## Dataset records
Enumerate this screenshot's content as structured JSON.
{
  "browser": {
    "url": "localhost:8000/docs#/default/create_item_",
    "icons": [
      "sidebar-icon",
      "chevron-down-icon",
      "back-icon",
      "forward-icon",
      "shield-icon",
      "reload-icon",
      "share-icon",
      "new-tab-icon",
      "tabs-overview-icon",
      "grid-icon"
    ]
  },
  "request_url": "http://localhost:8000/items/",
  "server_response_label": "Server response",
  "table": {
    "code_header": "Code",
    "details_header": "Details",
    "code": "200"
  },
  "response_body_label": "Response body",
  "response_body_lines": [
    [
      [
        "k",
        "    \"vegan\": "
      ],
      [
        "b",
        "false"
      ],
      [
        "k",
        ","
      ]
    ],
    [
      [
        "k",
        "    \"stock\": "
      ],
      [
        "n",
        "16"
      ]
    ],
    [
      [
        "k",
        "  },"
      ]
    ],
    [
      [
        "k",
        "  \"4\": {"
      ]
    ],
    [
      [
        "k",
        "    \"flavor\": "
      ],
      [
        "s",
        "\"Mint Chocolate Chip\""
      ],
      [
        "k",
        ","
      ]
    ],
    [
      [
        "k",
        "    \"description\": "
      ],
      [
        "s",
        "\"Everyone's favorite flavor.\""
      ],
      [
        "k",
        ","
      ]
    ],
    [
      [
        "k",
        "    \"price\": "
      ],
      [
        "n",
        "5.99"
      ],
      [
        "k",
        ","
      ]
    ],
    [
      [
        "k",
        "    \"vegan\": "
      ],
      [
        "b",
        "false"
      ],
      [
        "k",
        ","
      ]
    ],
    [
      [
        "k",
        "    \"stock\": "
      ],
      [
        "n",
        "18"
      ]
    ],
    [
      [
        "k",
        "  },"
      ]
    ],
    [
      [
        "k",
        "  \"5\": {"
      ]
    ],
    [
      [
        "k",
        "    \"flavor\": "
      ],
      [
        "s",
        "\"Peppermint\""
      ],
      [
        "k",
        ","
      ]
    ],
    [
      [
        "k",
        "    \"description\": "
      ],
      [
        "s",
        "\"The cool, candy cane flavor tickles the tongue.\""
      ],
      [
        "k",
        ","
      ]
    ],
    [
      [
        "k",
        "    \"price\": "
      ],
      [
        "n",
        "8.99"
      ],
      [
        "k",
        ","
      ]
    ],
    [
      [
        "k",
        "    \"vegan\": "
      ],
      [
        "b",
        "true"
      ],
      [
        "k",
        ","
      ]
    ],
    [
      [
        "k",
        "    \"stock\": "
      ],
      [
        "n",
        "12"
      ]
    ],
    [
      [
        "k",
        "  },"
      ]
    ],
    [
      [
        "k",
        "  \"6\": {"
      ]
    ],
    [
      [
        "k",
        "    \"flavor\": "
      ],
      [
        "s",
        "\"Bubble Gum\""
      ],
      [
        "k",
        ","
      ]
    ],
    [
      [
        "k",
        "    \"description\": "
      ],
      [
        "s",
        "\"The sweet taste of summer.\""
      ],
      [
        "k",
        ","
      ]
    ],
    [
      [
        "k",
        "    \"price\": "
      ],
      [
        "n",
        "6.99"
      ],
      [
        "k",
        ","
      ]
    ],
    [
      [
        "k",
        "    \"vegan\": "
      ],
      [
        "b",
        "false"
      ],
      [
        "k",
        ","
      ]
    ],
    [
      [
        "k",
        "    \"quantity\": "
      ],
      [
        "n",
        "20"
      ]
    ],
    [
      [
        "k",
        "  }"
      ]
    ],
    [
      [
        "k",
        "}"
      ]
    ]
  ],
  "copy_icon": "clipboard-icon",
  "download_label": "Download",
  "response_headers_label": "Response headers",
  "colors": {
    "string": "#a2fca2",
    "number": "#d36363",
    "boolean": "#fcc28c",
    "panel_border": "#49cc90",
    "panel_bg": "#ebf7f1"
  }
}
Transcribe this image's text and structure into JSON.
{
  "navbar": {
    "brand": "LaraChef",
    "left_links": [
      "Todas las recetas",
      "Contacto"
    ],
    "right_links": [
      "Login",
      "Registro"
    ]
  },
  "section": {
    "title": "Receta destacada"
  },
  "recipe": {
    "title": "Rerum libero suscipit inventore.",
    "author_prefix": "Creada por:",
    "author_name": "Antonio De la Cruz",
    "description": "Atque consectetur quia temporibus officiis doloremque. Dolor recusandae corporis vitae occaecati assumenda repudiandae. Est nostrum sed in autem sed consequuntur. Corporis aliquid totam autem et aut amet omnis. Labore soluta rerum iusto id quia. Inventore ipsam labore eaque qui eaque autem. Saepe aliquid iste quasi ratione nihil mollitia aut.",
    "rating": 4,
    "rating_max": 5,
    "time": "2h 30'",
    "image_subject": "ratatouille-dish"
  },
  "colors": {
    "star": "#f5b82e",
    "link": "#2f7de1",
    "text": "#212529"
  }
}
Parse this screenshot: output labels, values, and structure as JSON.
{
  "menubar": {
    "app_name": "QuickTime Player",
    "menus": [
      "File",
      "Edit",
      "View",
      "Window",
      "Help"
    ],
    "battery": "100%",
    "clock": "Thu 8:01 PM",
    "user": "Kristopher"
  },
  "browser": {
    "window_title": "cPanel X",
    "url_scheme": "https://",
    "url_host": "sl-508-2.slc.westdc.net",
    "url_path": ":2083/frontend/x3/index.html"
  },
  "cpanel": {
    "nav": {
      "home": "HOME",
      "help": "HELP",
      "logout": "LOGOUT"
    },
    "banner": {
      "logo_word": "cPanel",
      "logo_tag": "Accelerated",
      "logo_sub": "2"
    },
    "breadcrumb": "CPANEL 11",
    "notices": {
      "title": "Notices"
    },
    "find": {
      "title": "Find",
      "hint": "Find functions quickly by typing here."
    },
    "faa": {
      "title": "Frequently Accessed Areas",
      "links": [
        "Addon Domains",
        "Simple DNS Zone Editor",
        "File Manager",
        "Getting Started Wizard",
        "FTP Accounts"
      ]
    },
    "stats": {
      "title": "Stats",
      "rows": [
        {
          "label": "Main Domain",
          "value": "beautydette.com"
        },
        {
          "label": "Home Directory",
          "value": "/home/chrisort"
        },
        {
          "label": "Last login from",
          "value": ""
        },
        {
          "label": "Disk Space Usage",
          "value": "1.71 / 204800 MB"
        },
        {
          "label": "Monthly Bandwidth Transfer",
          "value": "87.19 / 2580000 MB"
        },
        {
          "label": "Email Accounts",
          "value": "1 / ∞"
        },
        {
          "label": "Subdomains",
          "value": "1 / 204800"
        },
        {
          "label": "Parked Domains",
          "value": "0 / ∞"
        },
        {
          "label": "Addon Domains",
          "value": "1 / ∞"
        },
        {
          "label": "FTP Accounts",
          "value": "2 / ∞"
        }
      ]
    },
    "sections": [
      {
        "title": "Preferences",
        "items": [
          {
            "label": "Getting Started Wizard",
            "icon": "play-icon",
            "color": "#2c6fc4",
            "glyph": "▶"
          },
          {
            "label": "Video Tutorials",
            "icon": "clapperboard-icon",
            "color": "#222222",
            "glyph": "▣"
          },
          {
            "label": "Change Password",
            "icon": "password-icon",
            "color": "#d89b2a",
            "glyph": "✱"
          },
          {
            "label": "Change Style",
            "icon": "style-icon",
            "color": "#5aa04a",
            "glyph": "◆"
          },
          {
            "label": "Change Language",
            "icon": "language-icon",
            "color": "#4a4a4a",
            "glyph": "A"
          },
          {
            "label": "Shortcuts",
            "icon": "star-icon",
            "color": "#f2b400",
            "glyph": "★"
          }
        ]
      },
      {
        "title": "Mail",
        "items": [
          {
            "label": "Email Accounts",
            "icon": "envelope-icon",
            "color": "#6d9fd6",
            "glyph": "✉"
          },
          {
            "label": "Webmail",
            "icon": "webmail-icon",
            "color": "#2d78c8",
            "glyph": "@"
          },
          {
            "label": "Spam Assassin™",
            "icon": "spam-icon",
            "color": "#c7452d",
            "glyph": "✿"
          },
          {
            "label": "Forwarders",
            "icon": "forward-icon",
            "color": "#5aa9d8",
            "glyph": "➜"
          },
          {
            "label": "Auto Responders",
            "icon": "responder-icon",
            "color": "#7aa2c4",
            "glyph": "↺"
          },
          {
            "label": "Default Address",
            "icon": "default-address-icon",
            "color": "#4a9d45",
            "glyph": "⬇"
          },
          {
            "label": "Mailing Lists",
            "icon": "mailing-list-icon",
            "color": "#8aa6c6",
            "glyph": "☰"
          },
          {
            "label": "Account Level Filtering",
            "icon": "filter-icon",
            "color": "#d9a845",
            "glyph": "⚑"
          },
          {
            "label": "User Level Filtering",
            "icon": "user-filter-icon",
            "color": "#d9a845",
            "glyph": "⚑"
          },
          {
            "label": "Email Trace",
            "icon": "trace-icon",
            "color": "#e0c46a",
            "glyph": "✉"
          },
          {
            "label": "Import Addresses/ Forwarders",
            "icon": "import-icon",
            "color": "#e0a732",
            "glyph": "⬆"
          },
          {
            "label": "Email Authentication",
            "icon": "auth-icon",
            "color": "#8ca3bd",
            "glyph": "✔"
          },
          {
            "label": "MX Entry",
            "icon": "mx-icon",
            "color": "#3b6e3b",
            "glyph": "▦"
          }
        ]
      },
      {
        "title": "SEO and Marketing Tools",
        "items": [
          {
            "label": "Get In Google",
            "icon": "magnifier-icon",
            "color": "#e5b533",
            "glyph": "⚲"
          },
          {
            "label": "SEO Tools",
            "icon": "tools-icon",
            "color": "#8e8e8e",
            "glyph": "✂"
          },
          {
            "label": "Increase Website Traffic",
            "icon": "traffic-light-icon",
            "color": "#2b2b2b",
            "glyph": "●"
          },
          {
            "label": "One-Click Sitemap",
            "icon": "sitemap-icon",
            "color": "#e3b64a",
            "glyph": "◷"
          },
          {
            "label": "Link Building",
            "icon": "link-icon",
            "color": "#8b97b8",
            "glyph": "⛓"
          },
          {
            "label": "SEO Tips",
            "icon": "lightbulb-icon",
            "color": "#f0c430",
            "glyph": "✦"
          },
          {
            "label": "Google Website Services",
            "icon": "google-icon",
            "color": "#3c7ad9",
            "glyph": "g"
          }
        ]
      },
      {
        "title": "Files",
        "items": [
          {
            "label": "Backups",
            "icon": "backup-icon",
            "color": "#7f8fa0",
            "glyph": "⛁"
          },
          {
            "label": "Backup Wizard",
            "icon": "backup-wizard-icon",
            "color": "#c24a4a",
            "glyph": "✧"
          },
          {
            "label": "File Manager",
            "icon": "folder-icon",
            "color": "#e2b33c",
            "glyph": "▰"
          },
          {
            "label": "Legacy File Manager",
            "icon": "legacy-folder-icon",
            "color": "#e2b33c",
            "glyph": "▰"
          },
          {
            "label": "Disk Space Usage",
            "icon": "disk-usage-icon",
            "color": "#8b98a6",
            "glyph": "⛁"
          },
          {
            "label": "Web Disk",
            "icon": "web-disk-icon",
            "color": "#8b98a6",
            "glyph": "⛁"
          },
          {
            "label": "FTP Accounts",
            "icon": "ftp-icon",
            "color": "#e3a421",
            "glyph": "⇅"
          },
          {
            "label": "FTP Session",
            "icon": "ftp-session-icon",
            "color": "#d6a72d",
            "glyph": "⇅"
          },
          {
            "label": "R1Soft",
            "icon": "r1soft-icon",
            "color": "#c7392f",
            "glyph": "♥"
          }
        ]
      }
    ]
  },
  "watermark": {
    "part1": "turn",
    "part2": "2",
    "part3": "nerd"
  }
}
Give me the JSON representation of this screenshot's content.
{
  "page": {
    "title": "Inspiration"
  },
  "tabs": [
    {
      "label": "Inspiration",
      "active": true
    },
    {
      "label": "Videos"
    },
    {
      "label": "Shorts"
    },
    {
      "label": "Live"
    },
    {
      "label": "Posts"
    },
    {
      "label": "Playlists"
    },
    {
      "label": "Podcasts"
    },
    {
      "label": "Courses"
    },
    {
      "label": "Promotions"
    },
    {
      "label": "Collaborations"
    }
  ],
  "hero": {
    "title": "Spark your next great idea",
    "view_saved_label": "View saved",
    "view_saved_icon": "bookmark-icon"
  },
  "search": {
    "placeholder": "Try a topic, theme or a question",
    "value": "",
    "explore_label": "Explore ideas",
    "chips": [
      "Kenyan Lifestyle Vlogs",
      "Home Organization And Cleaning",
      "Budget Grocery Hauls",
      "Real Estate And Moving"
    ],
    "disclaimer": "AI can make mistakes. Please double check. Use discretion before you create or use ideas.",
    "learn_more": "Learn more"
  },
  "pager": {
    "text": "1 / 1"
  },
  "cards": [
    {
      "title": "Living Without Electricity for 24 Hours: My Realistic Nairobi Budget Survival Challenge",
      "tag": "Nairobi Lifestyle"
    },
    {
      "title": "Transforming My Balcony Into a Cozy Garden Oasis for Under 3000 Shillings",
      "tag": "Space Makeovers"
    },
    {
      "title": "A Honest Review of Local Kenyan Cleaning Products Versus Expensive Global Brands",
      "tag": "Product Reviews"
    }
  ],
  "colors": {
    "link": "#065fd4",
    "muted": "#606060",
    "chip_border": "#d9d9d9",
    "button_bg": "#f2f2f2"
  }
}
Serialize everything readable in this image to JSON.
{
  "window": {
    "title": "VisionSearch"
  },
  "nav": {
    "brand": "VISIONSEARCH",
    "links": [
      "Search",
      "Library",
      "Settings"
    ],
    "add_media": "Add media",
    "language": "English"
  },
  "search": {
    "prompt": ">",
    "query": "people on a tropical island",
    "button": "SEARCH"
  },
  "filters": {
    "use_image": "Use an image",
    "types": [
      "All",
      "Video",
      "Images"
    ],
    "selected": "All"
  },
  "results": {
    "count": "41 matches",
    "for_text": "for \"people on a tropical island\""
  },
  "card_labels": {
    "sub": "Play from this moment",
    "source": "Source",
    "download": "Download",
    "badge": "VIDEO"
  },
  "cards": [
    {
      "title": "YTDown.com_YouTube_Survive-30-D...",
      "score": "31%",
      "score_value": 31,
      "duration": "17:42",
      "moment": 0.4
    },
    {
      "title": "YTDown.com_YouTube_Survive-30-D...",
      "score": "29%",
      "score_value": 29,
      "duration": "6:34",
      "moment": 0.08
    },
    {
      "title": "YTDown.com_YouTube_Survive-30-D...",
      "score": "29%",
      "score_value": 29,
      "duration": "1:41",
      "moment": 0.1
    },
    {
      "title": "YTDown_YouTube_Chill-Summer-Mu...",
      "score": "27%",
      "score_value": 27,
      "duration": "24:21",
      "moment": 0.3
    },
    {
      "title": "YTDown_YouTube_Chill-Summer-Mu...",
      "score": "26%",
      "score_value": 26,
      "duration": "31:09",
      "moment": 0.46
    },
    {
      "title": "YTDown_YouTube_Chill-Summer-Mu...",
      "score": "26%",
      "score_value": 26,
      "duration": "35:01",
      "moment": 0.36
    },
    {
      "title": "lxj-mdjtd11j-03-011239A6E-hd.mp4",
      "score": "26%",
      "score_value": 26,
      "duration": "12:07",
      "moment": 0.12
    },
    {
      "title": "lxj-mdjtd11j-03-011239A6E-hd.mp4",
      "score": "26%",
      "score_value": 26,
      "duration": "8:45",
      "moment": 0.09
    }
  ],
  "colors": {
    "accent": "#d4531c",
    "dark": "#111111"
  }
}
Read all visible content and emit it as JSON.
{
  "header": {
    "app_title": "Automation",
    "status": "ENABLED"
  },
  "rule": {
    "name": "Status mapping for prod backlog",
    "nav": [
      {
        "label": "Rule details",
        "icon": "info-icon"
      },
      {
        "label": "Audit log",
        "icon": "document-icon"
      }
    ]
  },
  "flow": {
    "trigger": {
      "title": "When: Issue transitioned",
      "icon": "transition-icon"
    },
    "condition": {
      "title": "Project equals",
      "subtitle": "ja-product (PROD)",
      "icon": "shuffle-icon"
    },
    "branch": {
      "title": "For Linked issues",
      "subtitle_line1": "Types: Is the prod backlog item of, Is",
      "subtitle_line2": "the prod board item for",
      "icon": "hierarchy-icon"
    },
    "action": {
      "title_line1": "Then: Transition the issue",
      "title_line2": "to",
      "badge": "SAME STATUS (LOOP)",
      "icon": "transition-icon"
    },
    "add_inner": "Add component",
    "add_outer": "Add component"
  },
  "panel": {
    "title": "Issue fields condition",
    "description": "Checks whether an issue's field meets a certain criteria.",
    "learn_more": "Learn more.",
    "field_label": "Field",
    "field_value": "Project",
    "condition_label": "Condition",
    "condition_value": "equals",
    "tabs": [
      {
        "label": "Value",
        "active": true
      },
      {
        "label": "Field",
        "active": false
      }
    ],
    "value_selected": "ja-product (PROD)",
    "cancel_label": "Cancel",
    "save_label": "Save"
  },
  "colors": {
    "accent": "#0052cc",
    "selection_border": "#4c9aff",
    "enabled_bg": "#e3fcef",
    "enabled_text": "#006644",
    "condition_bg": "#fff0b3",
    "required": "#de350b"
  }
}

## Instructions to follow
Look through the data and show every line containing "active".

## Output
      "active": true
        "active": true
        "active": false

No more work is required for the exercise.